● What is required
Gather all lines from the material that contain "wifi".

___ Information supplied

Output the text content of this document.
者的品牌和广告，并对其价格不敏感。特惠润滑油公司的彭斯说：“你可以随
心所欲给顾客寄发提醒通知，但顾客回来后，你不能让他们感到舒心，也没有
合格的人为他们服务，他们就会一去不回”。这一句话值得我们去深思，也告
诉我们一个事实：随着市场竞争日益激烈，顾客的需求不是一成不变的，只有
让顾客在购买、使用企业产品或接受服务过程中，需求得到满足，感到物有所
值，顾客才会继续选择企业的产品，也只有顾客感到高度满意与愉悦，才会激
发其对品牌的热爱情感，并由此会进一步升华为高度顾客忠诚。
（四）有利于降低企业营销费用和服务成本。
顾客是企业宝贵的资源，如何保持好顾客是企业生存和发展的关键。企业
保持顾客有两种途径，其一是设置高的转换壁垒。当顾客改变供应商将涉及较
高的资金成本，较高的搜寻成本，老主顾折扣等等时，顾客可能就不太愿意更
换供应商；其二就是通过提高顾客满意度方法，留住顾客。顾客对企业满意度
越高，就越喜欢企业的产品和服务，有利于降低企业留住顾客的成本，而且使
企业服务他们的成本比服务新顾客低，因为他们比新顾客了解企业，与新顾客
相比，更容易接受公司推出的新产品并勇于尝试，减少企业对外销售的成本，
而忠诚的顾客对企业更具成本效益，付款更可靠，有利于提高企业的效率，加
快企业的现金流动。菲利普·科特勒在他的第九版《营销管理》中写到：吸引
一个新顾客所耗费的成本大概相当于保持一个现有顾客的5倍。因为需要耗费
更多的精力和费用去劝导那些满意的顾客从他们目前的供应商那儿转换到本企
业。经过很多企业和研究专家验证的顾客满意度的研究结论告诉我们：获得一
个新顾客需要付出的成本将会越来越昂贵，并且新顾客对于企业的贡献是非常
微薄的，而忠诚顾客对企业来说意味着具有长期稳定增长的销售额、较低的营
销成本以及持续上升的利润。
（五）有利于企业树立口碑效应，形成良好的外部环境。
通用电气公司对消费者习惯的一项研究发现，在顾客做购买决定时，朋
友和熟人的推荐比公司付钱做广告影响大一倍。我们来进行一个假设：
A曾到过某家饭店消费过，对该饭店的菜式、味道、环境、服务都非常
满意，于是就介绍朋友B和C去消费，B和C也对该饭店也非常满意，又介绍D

______
___ Information supplied

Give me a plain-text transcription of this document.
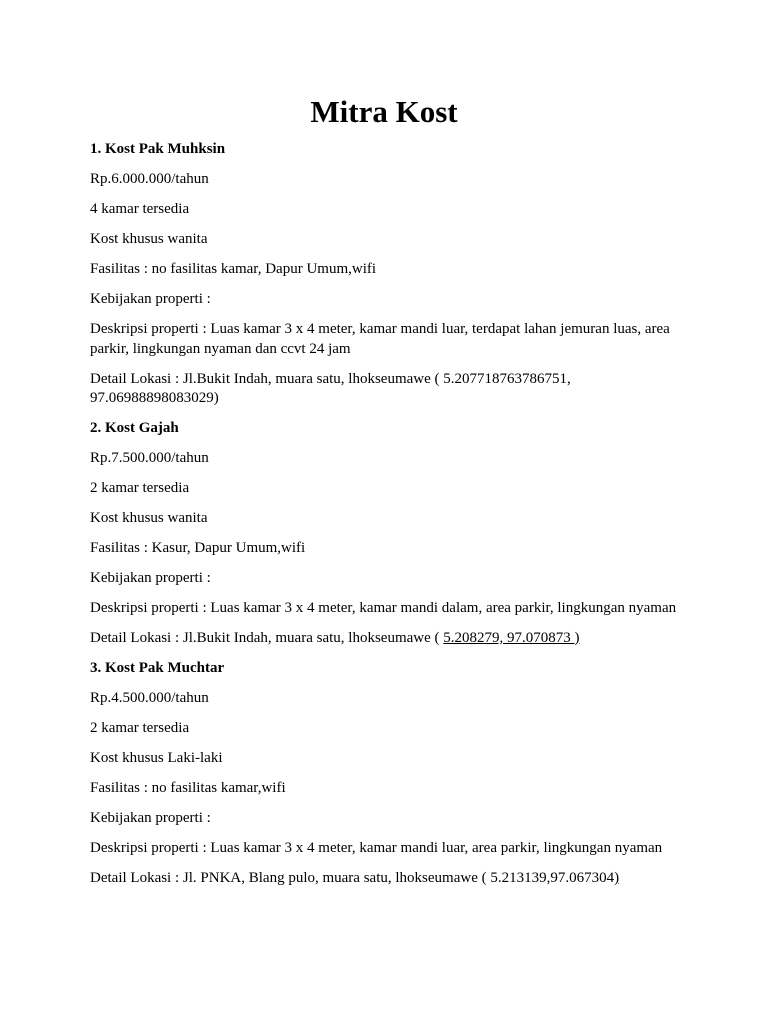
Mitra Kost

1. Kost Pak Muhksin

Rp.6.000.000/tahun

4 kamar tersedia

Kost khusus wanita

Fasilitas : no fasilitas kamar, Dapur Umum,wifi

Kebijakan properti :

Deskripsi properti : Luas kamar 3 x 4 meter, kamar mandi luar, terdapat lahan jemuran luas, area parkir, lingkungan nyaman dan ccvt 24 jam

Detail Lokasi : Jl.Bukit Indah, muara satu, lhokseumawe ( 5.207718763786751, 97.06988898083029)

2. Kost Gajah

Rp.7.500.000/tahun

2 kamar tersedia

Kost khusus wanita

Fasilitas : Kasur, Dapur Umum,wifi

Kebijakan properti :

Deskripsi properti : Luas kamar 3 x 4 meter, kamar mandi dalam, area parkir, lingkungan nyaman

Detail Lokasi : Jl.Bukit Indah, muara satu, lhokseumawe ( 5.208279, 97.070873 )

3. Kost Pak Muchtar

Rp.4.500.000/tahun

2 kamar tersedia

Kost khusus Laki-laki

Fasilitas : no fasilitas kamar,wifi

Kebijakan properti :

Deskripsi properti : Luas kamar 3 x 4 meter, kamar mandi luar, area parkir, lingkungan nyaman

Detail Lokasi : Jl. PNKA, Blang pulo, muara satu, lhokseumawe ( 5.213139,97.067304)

______

● Answer for this exercise
Fasilitas : no fasilitas kamar, Dapur Umum,wifi
Fasilitas : Kasur, Dapur Umum,wifi
Fasilitas : no fasilitas kamar,wifi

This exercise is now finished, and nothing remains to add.